- **WHAT THE TASK REQUIRES**
Check every line of the entries that follow, and copy the ones containing "Edited".

(Stored entries)
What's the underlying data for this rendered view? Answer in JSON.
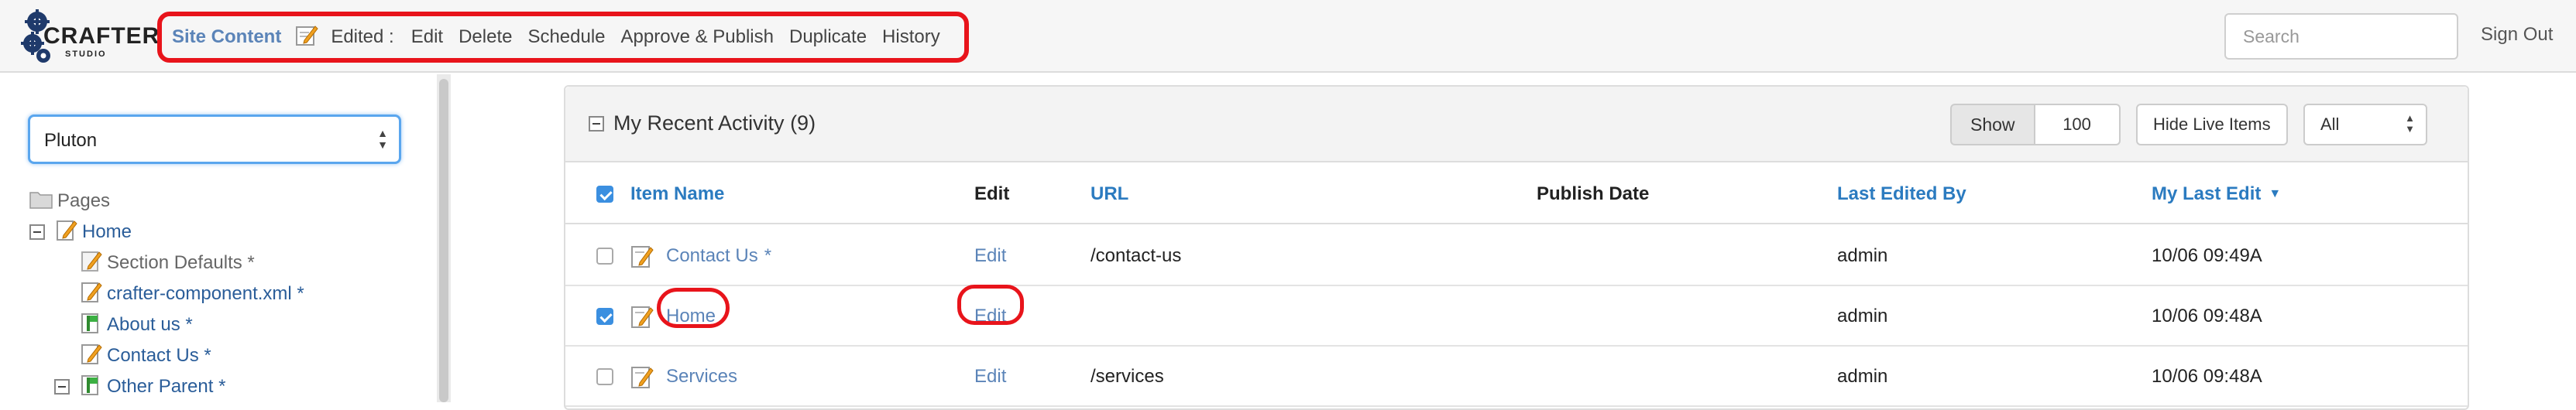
{
  "brand": {
    "name": "CRAFTER",
    "sub": "STUDIO"
  },
  "nav": {
    "site_content": "Site Content",
    "edited_label": "Edited :",
    "actions": [
      "Edit",
      "Delete",
      "Schedule",
      "Approve & Publish",
      "Duplicate",
      "History"
    ]
  },
  "search": {
    "placeholder": "Search"
  },
  "sign_out": "Sign Out",
  "sidebar": {
    "site_value": "Pluton",
    "tree": [
      {
        "label": "Pages",
        "icon": "folder-icon"
      },
      {
        "label": "Home",
        "icon": "page-edit-icon"
      },
      {
        "label": "Section Defaults *",
        "icon": "component-edit-icon"
      },
      {
        "label": "crafter-component.xml *",
        "icon": "page-edit-icon"
      },
      {
        "label": "About us *",
        "icon": "page-flag-icon"
      },
      {
        "label": "Contact Us *",
        "icon": "page-edit-icon"
      },
      {
        "label": "Other Parent *",
        "icon": "page-flag-icon"
      }
    ]
  },
  "panel": {
    "title": "My Recent Activity (9)",
    "show_label": "Show",
    "show_value": "100",
    "hide_live": "Hide Live Items",
    "filter_value": "All",
    "headers": {
      "item_name": "Item Name",
      "edit": "Edit",
      "url": "URL",
      "publish_date": "Publish Date",
      "last_edited_by": "Last Edited By",
      "my_last_edit": "My Last Edit"
    },
    "rows": [
      {
        "checked": false,
        "name": "Contact Us",
        "star": "*",
        "edit": "Edit",
        "url": "/contact-us",
        "publish_date": "",
        "editor": "admin",
        "date": "10/06 09:49A"
      },
      {
        "checked": true,
        "name": "Home",
        "star": "",
        "edit": "Edit",
        "url": "",
        "publish_date": "",
        "editor": "admin",
        "date": "10/06 09:48A"
      },
      {
        "checked": false,
        "name": "Services",
        "star": "",
        "edit": "Edit",
        "url": "/services",
        "publish_date": "",
        "editor": "admin",
        "date": "10/06 09:48A"
      }
    ]
  },
  "colors": {
    "link": "#5b84b8",
    "header_link": "#2b7bc0",
    "highlight": "#e8141b",
    "checkbox": "#3b8fe0"
  }
}
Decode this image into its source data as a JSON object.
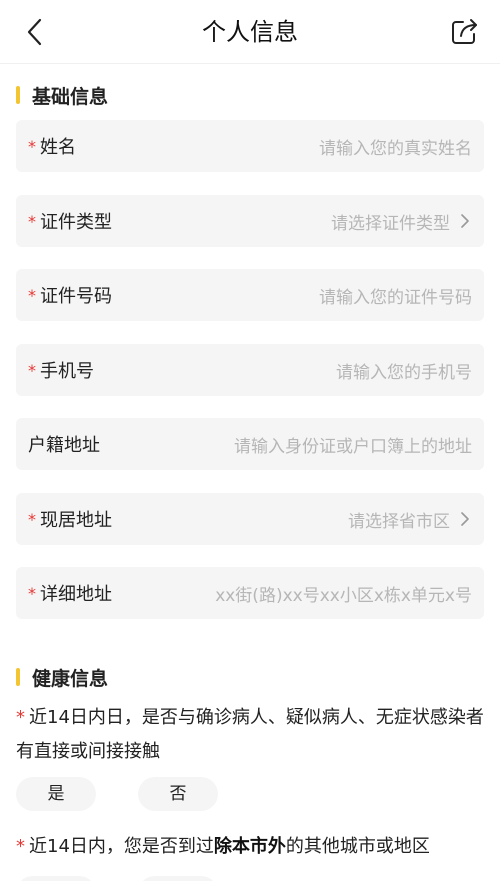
{
  "header": {
    "title": "个人信息",
    "back_icon": "back-arrow-icon",
    "share_icon": "share-icon"
  },
  "basic_section": {
    "title": "基础信息",
    "accent_color": "#f3c531"
  },
  "fields": [
    {
      "label": "姓名",
      "required": "*",
      "placeholder": "请输入您的真实姓名"
    },
    {
      "label": "证件类型",
      "required": "*",
      "placeholder": "请选择证件类型",
      "type": "select"
    },
    {
      "label": "证件号码",
      "required": "*",
      "placeholder": "请输入您的证件号码"
    },
    {
      "label": "手机号",
      "required": "*",
      "placeholder": "请输入您的手机号"
    },
    {
      "label": "户籍地址",
      "required": "",
      "placeholder": "请输入身份证或户口簿上的地址"
    },
    {
      "label": "现居地址",
      "required": "*",
      "placeholder": "请选择省市区",
      "type": "select"
    },
    {
      "label": "详细地址",
      "required": "*",
      "placeholder": "xx街(路)xx号xx小区x栋x单元x号"
    }
  ],
  "health_section": {
    "title": "健康信息"
  },
  "q1": {
    "required": "*",
    "text": "近14日内日，是否与确诊病人、疑似病人、无症状感染者有直接或间接接触",
    "options": [
      "是",
      "否"
    ]
  },
  "q2": {
    "required": "*",
    "text_before": "近14日内，您是否到过",
    "text_bold": "除本市外",
    "text_after": "的其他城市或地区"
  },
  "colors": {
    "required": "#e53935",
    "placeholder": "#b6b6b6",
    "field_bg": "#f5f5f5"
  }
}
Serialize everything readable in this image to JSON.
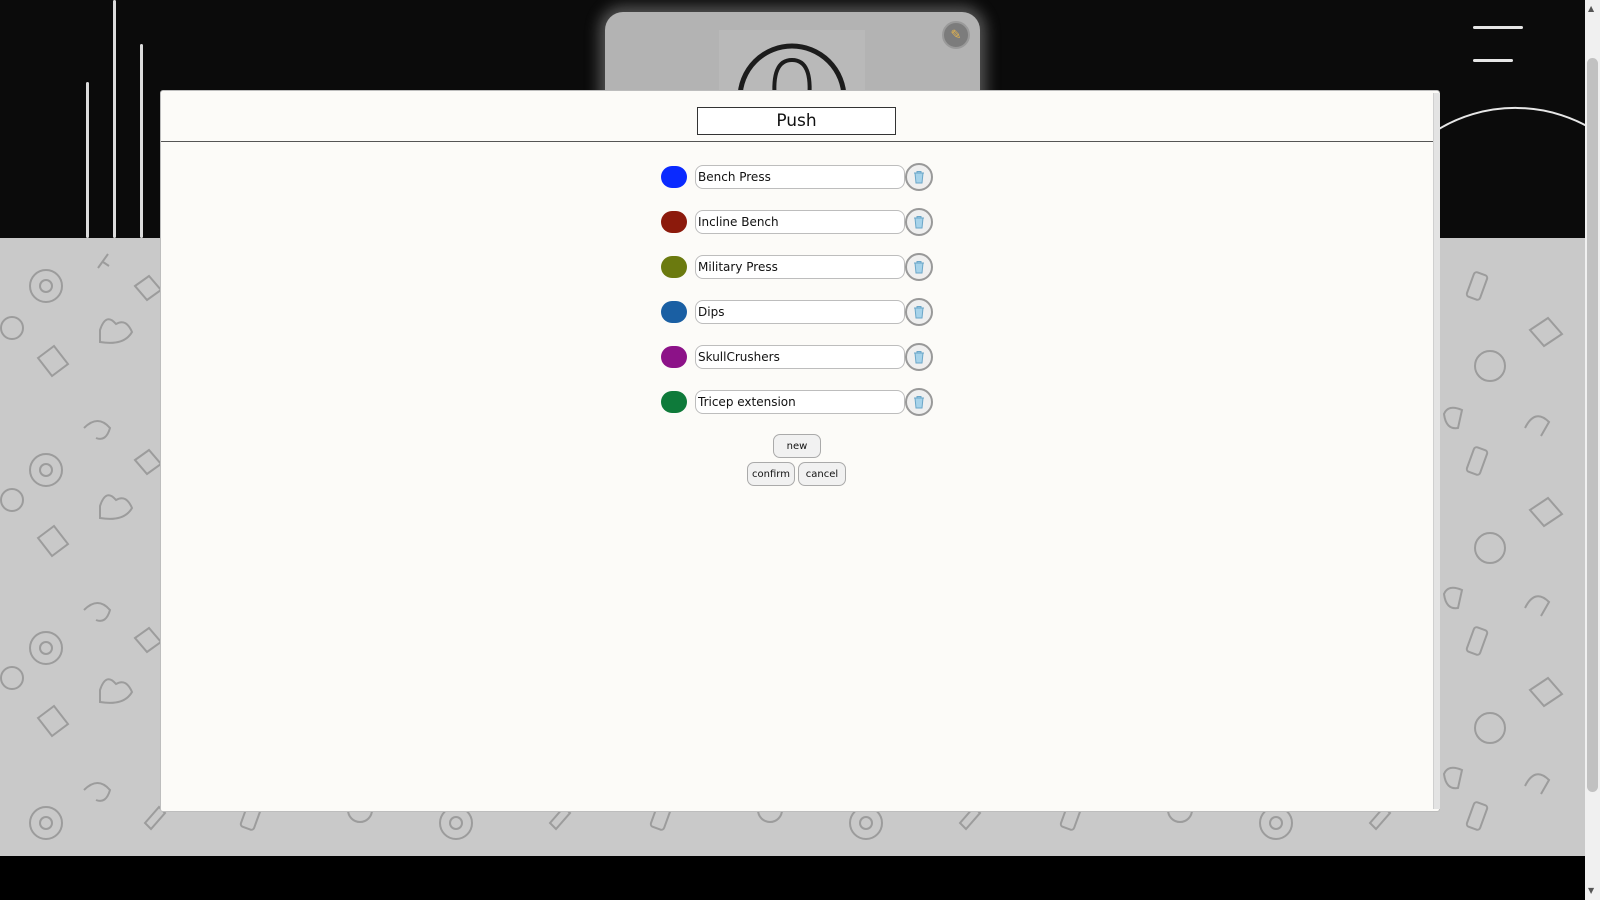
{
  "workout": {
    "title": "Push"
  },
  "exercises": [
    {
      "name": "Bench Press",
      "color": "#0a2aff"
    },
    {
      "name": "Incline Bench",
      "color": "#8c1a0c"
    },
    {
      "name": "Military Press",
      "color": "#6b7a0f"
    },
    {
      "name": "Dips",
      "color": "#1a5fa3"
    },
    {
      "name": "SkullCrushers",
      "color": "#8c1288"
    },
    {
      "name": "Tricep extension",
      "color": "#0e7a3a"
    }
  ],
  "buttons": {
    "new": "new",
    "confirm": "confirm",
    "cancel": "cancel"
  },
  "icons": {
    "delete": "trash-icon",
    "edit": "pencil-icon",
    "menu": "hamburger-icon",
    "profile": "user-avatar-icon"
  }
}
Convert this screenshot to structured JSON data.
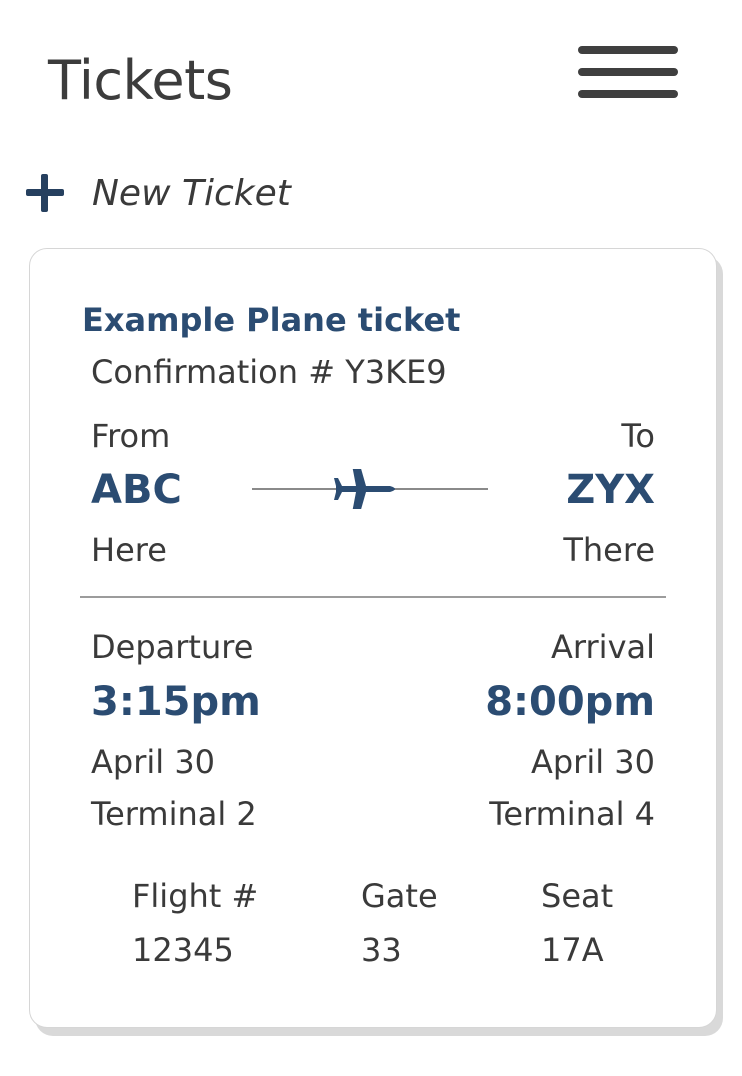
{
  "header": {
    "title": "Tickets",
    "menu_icon": "hamburger-menu-icon"
  },
  "actions": {
    "new_ticket_label": "New Ticket",
    "new_ticket_icon": "plus-icon"
  },
  "ticket": {
    "title": "Example Plane ticket",
    "confirmation": "Confirmation # Y3KE9",
    "from": {
      "label": "From",
      "code": "ABC",
      "city": "Here"
    },
    "to": {
      "label": "To",
      "code": "ZYX",
      "city": "There"
    },
    "route_icon": "airplane-icon",
    "departure": {
      "label": "Departure",
      "time": "3:15pm",
      "date": "April 30",
      "terminal": "Terminal 2"
    },
    "arrival": {
      "label": "Arrival",
      "time": "8:00pm",
      "date": "April 30",
      "terminal": "Terminal 4"
    },
    "details": {
      "flight_label": "Flight #",
      "flight_value": "12345",
      "gate_label": "Gate",
      "gate_value": "33",
      "seat_label": "Seat",
      "seat_value": "17A"
    }
  },
  "colors": {
    "accent": "#2b4c72",
    "text": "#3a3a3a",
    "divider": "#9c9c9c"
  }
}
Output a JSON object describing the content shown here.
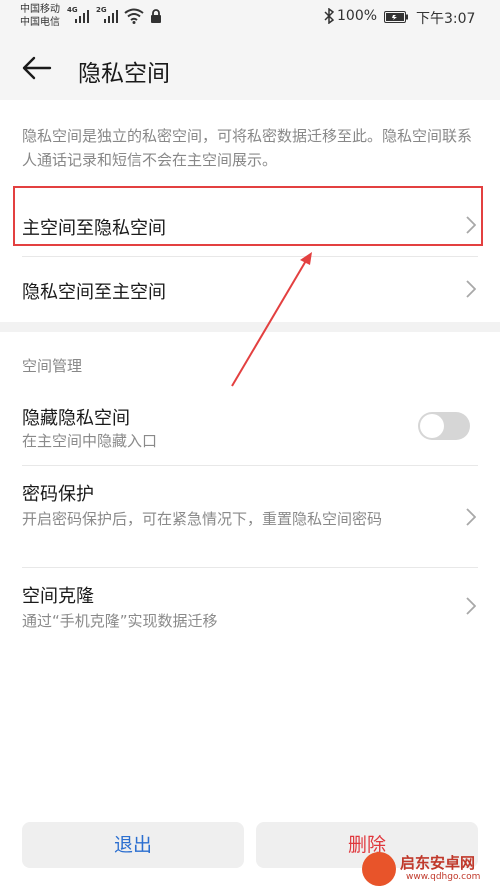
{
  "status_bar": {
    "carrier_1": "中国移动",
    "carrier_2": "中国电信",
    "net_1": "4G",
    "net_2": "2G",
    "battery": "100%",
    "time": "下午3:07"
  },
  "header": {
    "title": "隐私空间"
  },
  "description": "隐私空间是独立的私密空间，可将私密数据迁移至此。隐私空间联系人通话记录和短信不会在主空间展示。",
  "migration": {
    "to_private": "主空间至隐私空间",
    "to_main": "隐私空间至主空间"
  },
  "management": {
    "section_title": "空间管理",
    "hide": {
      "label": "隐藏隐私空间",
      "sub": "在主空间中隐藏入口",
      "enabled": false
    },
    "password": {
      "label": "密码保护",
      "sub": "开启密码保护后，可在紧急情况下，重置隐私空间密码"
    },
    "clone": {
      "label": "空间克隆",
      "sub": "通过“手机克隆”实现数据迁移"
    }
  },
  "buttons": {
    "exit": "退出",
    "delete": "删除"
  },
  "watermark": {
    "name": "启东安卓网",
    "url": "www.qdhgo.com"
  },
  "colors": {
    "accent": "#2c6fd0",
    "danger": "#e0383e",
    "highlight": "#e34040"
  }
}
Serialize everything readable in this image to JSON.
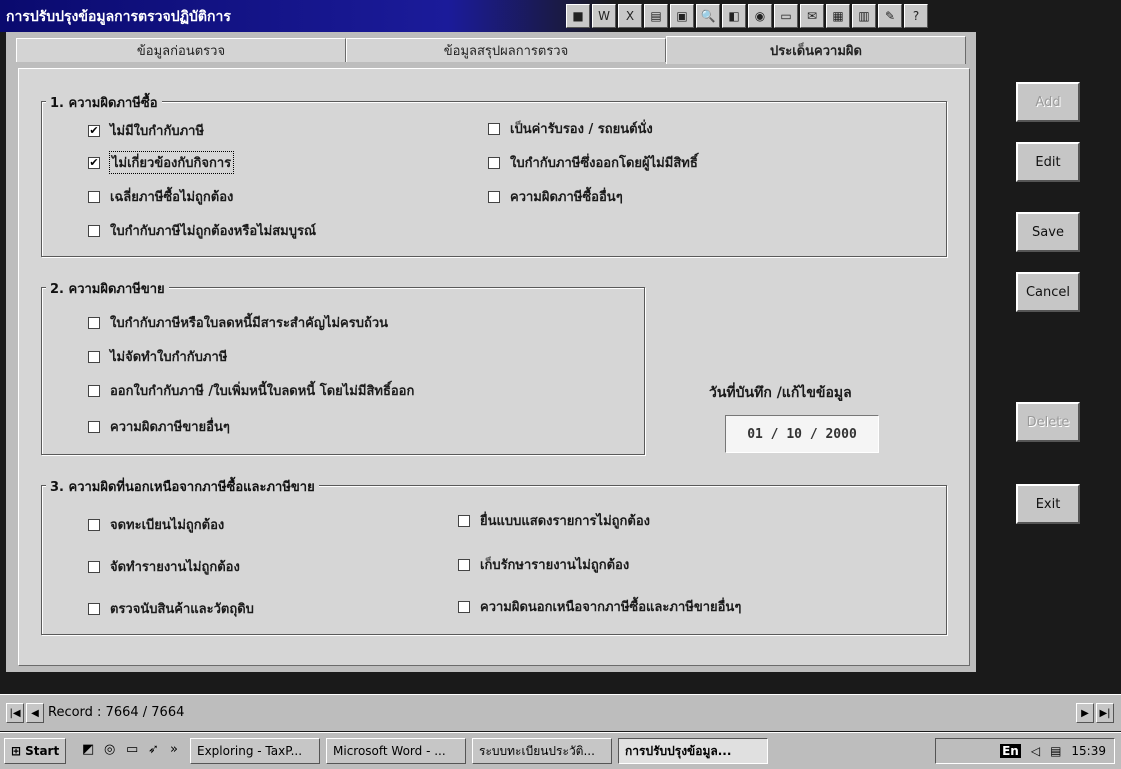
{
  "window": {
    "title": "การปรับปรุงข้อมูลการตรวจปฏิบัติการ"
  },
  "toolbar": {
    "icons": [
      "app-icon",
      "word-icon",
      "excel-icon",
      "access-icon",
      "powerpoint-icon",
      "search-icon",
      "preview-icon",
      "paint-icon",
      "folder-icon",
      "mail-icon",
      "chart-icon",
      "calendar-icon",
      "tools-icon",
      "help-icon"
    ]
  },
  "tabs": [
    {
      "label": "ข้อมูลก่อนตรวจ"
    },
    {
      "label": "ข้อมูลสรุปผลการตรวจ"
    },
    {
      "label": "ประเด็นความผิด"
    }
  ],
  "group1": {
    "title": "1. ความผิดภาษีซื้อ",
    "items": [
      {
        "label": "ไม่มีใบกำกับภาษี",
        "checked": true
      },
      {
        "label": "ไม่เกี่ยวข้องกับกิจการ",
        "checked": true
      },
      {
        "label": "เฉลี่ยภาษีซื้อไม่ถูกต้อง",
        "checked": false
      },
      {
        "label": "ใบกำกับภาษีไม่ถูกต้องหรือไม่สมบูรณ์",
        "checked": false
      },
      {
        "label": "เป็นค่ารับรอง / รถยนต์นั่ง",
        "checked": false
      },
      {
        "label": "ใบกำกับภาษีซึ่งออกโดยผู้ไม่มีสิทธิ์",
        "checked": false
      },
      {
        "label": "ความผิดภาษีซื้ออื่นๆ",
        "checked": false
      }
    ]
  },
  "group2": {
    "title": "2. ความผิดภาษีขาย",
    "items": [
      {
        "label": "ใบกำกับภาษีหรือใบลดหนี้มีสาระสำคัญไม่ครบถ้วน",
        "checked": false
      },
      {
        "label": "ไม่จัดทำใบกำกับภาษี",
        "checked": false
      },
      {
        "label": "ออกใบกำกับภาษี /ใบเพิ่มหนี้ใบลดหนี้ โดยไม่มีสิทธิ์ออก",
        "checked": false
      },
      {
        "label": "ความผิดภาษีขายอื่นๆ",
        "checked": false
      }
    ]
  },
  "group3": {
    "title": "3. ความผิดที่นอกเหนือจากภาษีซื้อและภาษีขาย",
    "items": [
      {
        "label": "จดทะเบียนไม่ถูกต้อง",
        "checked": false
      },
      {
        "label": "จัดทำรายงานไม่ถูกต้อง",
        "checked": false
      },
      {
        "label": "ตรวจนับสินค้าและวัตถุดิบ",
        "checked": false
      },
      {
        "label": "ยื่นแบบแสดงรายการไม่ถูกต้อง",
        "checked": false
      },
      {
        "label": "เก็บรักษารายงานไม่ถูกต้อง",
        "checked": false
      },
      {
        "label": "ความผิดนอกเหนือจากภาษีซื้อและภาษีขายอื่นๆ",
        "checked": false
      }
    ]
  },
  "date": {
    "label": "วันที่บันทึก /แก้ไขข้อมูล",
    "value": "01 / 10 / 2000"
  },
  "buttons": {
    "add": "Add",
    "edit": "Edit",
    "save": "Save",
    "cancel": "Cancel",
    "delete": "Delete",
    "exit": "Exit"
  },
  "record": {
    "text": "Record : 7664 / 7664"
  },
  "taskbar": {
    "start": "Start",
    "tasks": [
      {
        "label": "Exploring - TaxP..."
      },
      {
        "label": "Microsoft Word - ..."
      },
      {
        "label": "ระบบทะเบียนประวัติ..."
      },
      {
        "label": "การปรับปรุงข้อมูล..."
      }
    ],
    "lang": "En",
    "clock": "15:39"
  }
}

- **SOLUTION BELOW**
    "edited_label": "Edited :",
      "last_edited_by": "Last Edited By",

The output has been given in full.